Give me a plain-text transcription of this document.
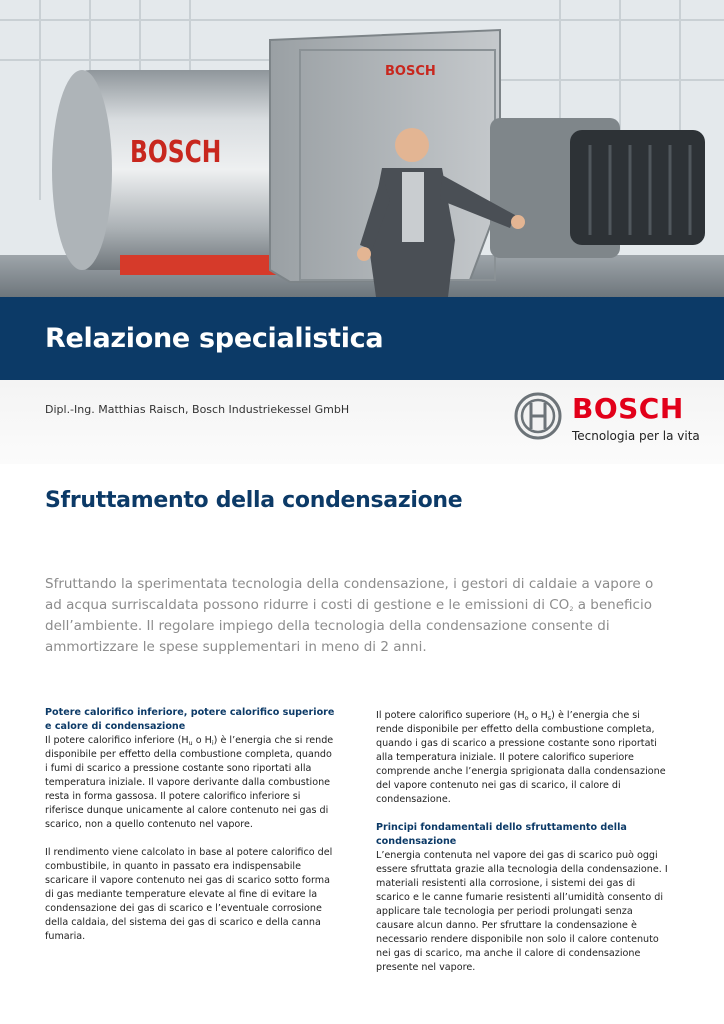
BOSCH
BOSCH
Relazione specialistica
Dipl.-Ing. Matthias Raisch, Bosch Industriekessel GmbH	BOSCH
Tecnologia per la vita
Sfruttamento della condensazione
Sfruttando la sperimentata tecnologia della condensazione, i gestori di caldaie a vapore o ad acqua surriscaldata possono ridurre i costi di gestione e le emissioni di $CO_2$ a beneficio dell’ambiente. Il regolare impiego della tecnologia della condensazione consente di ammortizzare le spese supplementari in meno di 2 anni.
Potere calorifico inferiore, potere calorifico superiore e calore di condensazione

Il potere calorifico inferiore ($H_u$ o $H_i$) è l’energia che si rende disponibile per effetto della combustione completa, quando i fumi di scarico a pressione costante sono riportati alla temperatura iniziale. Il vapore derivante dalla combustione resta in forma gassosa. Il potere calorifico inferiore si riferisce dunque unicamente al calore contenuto nei gas di scarico, non a quello contenuto nel vapore.

Il rendimento viene calcolato in base al potere calorifico del combustibile, in quanto in passato era indispensabile scaricare il vapore contenuto nei gas di scarico sotto forma di gas mediante temperature elevate al fine di evitare la condensazione dei gas di scarico e l’eventuale corrosione della caldaia, del sistema dei gas di scarico e della canna fumaria.

Il potere calorifico superiore ($H_o$ o $H_s$) è l’energia che si rende disponibile per effetto della combustione completa, quando i gas di scarico a pressione costante sono riportati alla temperatura iniziale. Il potere calorifico superiore comprende anche l’energia sprigionata dalla condensazione del vapore contenuto nei gas di scarico, il calore di condensazione.

Principi fondamentali dello sfruttamento della condensazione

L’energia contenuta nel vapore dei gas di scarico può oggi essere sfruttata grazie alla tecnologia della condensazione. I materiali resistenti alla corrosione, i sistemi dei gas di scarico e le canne fumarie resistenti all’umidità consento di applicare tale tecnologia per periodi prolungati senza causare alcun danno. Per sfruttare la condensazione è necessario rendere disponibile non solo il calore contenuto nei gas di scarico, ma anche il calore di condensazione presente nel vapore.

Objective: Look through the entries and find each line that has the string "superiore". Copy those lines.

Task output:
Potere calorifico inferiore, potere calorifico superiore e calore di condensazione
Il potere calorifico superiore ($H_o$ o $H_s$) è l’energia che si rende disponibile per effetto della combustione completa, quando i gas di scarico a pressione costante sono riportati alla temperatura iniziale. Il potere calorifico superiore comprende anche l’energia sprigionata dalla condensazione del vapore contenuto nei gas di scarico, il calore di condensazione.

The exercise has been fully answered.